Goal: Print all entries word for word.

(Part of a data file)
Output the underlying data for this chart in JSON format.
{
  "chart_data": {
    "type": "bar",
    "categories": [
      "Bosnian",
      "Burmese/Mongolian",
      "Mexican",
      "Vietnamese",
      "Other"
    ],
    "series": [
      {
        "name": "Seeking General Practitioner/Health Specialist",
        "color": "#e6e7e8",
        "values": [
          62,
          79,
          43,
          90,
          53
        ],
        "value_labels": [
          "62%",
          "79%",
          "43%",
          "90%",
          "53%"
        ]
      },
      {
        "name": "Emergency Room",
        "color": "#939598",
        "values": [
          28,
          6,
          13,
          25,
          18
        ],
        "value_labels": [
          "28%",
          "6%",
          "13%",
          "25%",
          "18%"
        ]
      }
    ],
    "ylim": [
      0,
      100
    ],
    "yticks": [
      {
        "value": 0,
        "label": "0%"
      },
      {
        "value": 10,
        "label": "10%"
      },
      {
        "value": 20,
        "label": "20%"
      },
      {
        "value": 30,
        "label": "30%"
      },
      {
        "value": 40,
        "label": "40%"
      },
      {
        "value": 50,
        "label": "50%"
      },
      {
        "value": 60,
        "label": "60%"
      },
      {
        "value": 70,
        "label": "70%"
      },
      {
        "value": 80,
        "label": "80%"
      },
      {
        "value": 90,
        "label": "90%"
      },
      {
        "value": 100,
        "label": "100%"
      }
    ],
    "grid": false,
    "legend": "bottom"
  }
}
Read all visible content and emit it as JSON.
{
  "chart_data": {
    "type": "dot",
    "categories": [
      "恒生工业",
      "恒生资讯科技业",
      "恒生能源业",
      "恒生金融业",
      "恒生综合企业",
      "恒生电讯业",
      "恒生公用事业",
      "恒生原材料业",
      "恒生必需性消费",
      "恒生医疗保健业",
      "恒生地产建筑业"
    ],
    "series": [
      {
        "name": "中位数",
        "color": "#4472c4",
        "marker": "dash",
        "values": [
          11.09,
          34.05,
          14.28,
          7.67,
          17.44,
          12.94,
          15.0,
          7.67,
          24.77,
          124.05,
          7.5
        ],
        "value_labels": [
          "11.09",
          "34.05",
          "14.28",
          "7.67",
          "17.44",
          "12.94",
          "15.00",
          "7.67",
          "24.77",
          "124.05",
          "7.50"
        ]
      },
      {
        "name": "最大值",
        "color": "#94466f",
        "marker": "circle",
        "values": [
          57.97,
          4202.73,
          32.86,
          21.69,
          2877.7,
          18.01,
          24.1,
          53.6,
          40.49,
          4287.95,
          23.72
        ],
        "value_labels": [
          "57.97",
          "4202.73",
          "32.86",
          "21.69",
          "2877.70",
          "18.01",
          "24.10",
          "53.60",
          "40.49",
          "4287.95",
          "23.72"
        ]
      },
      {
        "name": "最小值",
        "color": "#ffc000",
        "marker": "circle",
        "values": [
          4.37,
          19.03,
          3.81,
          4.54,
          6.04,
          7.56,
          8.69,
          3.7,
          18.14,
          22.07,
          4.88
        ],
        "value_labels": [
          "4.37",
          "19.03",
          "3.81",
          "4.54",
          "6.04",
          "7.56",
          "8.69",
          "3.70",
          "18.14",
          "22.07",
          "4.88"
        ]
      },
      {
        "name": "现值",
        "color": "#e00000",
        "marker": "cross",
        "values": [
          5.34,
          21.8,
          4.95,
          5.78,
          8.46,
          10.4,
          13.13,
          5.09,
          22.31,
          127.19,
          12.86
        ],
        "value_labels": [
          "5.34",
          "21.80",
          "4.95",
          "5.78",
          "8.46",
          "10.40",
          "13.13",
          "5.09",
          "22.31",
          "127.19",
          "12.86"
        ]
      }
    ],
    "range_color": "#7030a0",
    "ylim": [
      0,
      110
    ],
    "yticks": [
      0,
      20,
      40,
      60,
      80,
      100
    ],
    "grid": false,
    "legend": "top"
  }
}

Answer to this exercise:
Output the underlying data for this chart in JSON format.
{
  "chart_data": {
    "type": "bar",
    "categories": [
      "Bosnian",
      "Burmese/Mongolian",
      "Mexican",
      "Vietnamese",
      "Other"
    ],
    "series": [
      {
        "name": "Seeking General Practitioner/Health Specialist",
        "color": "#e6e7e8",
        "values": [
          62,
          79,
          43,
          90,
          53
        ],
        "value_labels": [
          "62%",
          "79%",
          "43%",
          "90%",
          "53%"
        ]
      },
      {
        "name": "Emergency Room",
        "color": "#939598",
        "values": [
          28,
          6,
          13,
          25,
          18
        ],
        "value_labels": [
          "28%",
          "6%",
          "13%",
          "25%",
          "18%"
        ]
      }
    ],
    "ylim": [
      0,
      100
    ],
    "yticks": [
      {
        "value": 0,
        "label": "0%"
      },
      {
        "value": 10,
        "label": "10%"
      },
      {
        "value": 20,
        "label": "20%"
      },
      {
        "value": 30,
        "label": "30%"
      },
      {
        "value": 40,
        "label": "40%"
      },
      {
        "value": 50,
        "label": "50%"
      },
      {
        "value": 60,
        "label": "60%"
      },
      {
        "value": 70,
        "label": "70%"
      },
      {
        "value": 80,
        "label": "80%"
      },
      {
        "value": 90,
        "label": "90%"
      },
      {
        "value": 100,
        "label": "100%"
      }
    ],
    "grid": false,
    "legend": "bottom"
  }
}
Read all visible content and emit it as JSON.
{
  "chart_data": {
    "type": "dot",
    "categories": [
      "恒生工业",
      "恒生资讯科技业",
      "恒生能源业",
      "恒生金融业",
      "恒生综合企业",
      "恒生电讯业",
      "恒生公用事业",
      "恒生原材料业",
      "恒生必需性消费",
      "恒生医疗保健业",
      "恒生地产建筑业"
    ],
    "series": [
      {
        "name": "中位数",
        "color": "#4472c4",
        "marker": "dash",
        "values": [
          11.09,
          34.05,
          14.28,
          7.67,
          17.44,
          12.94,
          15.0,
          7.67,
          24.77,
          124.05,
          7.5
        ],
        "value_labels": [
          "11.09",
          "34.05",
          "14.28",
          "7.67",
          "17.44",
          "12.94",
          "15.00",
          "7.67",
          "24.77",
          "124.05",
          "7.50"
        ]
      },
      {
        "name": "最大值",
        "color": "#94466f",
        "marker": "circle",
        "values": [
          57.97,
          4202.73,
          32.86,
          21.69,
          2877.7,
          18.01,
          24.1,
          53.6,
          40.49,
          4287.95,
          23.72
        ],
        "value_labels": [
          "57.97",
          "4202.73",
          "32.86",
          "21.69",
          "2877.70",
          "18.01",
          "24.10",
          "53.60",
          "40.49",
          "4287.95",
          "23.72"
        ]
      },
      {
        "name": "最小值",
        "color": "#ffc000",
        "marker": "circle",
        "values": [
          4.37,
          19.03,
          3.81,
          4.54,
          6.04,
          7.56,
          8.69,
          3.7,
          18.14,
          22.07,
          4.88
        ],
        "value_labels": [
          "4.37",
          "19.03",
          "3.81",
          "4.54",
          "6.04",
          "7.56",
          "8.69",
          "3.70",
          "18.14",
          "22.07",
          "4.88"
        ]
      },
      {
        "name": "现值",
        "color": "#e00000",
        "marker": "cross",
        "values": [
          5.34,
          21.8,
          4.95,
          5.78,
          8.46,
          10.4,
          13.13,
          5.09,
          22.31,
          127.19,
          12.86
        ],
        "value_labels": [
          "5.34",
          "21.80",
          "4.95",
          "5.78",
          "8.46",
          "10.40",
          "13.13",
          "5.09",
          "22.31",
          "127.19",
          "12.86"
        ]
      }
    ],
    "range_color": "#7030a0",
    "ylim": [
      0,
      110
    ],
    "yticks": [
      0,
      20,
      40,
      60,
      80,
      100
    ],
    "grid": false,
    "legend": "top"
  }
}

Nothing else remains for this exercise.